▶ [What the exercise asks]: Rewrite the data from its first line through the line containing "y-tick-label: -231.620: [16, 41, 52, 51]", putting "x-axis tick label" wherever "x-tick-label" appears and keeping everything else the same.

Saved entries
------------------------------------------------------------------------
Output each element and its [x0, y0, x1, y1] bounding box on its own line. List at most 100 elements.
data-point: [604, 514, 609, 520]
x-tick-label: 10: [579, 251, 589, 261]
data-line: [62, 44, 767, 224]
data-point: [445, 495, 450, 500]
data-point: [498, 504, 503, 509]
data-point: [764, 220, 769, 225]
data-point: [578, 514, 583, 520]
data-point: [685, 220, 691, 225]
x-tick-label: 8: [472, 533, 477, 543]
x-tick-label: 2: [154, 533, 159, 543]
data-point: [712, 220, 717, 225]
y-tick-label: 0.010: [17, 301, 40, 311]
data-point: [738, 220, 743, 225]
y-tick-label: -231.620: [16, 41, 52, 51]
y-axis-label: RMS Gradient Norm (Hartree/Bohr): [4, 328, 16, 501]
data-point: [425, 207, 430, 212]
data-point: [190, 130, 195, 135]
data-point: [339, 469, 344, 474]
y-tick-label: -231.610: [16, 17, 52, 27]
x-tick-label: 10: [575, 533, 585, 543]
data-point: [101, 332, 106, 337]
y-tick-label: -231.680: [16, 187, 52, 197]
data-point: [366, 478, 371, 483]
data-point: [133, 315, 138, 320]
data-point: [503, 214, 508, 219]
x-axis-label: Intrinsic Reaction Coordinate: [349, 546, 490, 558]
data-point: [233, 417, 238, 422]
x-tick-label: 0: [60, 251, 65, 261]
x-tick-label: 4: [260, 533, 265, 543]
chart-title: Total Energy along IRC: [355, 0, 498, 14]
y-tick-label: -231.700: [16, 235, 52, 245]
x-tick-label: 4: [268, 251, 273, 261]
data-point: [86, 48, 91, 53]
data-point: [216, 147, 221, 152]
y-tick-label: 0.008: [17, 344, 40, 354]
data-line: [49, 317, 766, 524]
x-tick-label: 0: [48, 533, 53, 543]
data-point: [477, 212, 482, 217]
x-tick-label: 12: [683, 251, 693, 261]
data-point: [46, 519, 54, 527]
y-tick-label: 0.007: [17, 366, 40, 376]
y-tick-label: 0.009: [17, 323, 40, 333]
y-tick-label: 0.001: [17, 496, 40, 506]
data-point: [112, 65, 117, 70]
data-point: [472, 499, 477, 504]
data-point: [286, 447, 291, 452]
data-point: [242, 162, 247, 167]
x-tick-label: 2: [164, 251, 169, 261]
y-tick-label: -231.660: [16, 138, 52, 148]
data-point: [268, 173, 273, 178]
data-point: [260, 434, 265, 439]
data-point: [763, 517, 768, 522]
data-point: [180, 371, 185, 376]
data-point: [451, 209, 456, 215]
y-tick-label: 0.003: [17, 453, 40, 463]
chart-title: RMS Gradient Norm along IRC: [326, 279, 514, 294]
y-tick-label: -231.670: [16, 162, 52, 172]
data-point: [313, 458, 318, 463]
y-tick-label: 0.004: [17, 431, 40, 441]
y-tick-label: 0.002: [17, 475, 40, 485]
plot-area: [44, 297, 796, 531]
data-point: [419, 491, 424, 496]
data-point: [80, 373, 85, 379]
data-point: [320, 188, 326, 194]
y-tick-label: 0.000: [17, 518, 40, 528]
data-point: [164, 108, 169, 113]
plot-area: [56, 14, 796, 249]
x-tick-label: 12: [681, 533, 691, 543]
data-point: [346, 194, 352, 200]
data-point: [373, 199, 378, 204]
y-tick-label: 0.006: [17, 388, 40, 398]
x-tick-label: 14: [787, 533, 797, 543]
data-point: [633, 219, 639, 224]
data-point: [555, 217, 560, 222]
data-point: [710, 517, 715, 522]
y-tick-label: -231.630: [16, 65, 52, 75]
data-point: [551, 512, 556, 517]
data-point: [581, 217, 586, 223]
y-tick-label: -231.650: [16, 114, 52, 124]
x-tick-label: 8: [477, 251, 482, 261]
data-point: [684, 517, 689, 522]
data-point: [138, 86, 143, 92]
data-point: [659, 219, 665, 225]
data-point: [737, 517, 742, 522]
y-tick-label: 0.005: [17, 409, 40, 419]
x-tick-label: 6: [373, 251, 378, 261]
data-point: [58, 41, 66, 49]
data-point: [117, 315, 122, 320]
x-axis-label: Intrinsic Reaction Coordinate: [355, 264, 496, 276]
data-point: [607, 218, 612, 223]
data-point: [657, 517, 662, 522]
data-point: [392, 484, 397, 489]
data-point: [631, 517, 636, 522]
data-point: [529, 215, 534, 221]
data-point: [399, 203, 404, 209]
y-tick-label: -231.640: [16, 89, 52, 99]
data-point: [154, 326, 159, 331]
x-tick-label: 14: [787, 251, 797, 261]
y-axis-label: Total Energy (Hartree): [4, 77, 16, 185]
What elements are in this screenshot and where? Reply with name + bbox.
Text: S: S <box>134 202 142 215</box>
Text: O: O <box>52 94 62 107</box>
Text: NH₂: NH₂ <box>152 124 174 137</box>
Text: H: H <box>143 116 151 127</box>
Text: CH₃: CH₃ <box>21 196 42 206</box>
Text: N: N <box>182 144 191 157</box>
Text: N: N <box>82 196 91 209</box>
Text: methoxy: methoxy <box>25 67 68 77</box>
------------------------------------------------------------------------
▶ [Final result]:
Output each element and its [x0, y0, x1, y1] bounding box on its own line. List at most 100 elements.
data-point: [604, 514, 609, 520]
x-axis tick label: 10: [579, 251, 589, 261]
data-line: [62, 44, 767, 224]
data-point: [445, 495, 450, 500]
data-point: [498, 504, 503, 509]
data-point: [764, 220, 769, 225]
data-point: [578, 514, 583, 520]
data-point: [685, 220, 691, 225]
x-axis tick label: 8: [472, 533, 477, 543]
x-axis tick label: 2: [154, 533, 159, 543]
data-point: [712, 220, 717, 225]
y-tick-label: 0.010: [17, 301, 40, 311]
data-point: [738, 220, 743, 225]
y-tick-label: -231.620: [16, 41, 52, 51]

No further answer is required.